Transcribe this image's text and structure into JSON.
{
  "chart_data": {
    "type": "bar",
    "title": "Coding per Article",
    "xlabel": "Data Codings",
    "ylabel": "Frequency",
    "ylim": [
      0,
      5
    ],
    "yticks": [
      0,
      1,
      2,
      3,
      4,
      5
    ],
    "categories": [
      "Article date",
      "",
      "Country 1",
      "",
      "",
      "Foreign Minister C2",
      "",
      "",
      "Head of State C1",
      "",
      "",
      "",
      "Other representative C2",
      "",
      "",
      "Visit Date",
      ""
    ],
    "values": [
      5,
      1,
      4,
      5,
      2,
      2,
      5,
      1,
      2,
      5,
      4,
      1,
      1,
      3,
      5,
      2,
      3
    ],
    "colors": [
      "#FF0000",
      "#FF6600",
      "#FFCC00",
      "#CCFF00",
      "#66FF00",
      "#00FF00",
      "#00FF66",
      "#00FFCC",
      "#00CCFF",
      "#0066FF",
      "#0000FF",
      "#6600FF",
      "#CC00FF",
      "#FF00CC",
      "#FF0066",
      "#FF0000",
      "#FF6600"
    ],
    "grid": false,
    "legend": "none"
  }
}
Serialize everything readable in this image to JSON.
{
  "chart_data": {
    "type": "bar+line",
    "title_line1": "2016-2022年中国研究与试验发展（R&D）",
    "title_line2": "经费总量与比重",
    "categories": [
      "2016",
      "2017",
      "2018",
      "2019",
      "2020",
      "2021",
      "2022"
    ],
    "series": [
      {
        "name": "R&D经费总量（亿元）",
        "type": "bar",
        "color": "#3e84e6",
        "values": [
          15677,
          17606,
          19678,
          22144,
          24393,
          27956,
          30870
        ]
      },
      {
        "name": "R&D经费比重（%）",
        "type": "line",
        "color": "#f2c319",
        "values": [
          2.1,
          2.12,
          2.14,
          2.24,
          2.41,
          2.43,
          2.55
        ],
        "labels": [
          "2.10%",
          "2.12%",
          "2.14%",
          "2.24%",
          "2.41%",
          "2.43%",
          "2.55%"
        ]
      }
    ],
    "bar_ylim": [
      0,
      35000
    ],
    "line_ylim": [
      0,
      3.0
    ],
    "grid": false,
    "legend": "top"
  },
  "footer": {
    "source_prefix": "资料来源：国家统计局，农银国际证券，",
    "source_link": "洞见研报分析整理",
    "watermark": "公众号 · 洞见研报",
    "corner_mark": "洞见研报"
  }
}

#####

- _Exercise_
Gather up, from the records above, each line where the word "type" appears.

- _Response to this task_
    "type": "bar",
    "type": "bar+line",
        "type": "bar",
        "type": "line",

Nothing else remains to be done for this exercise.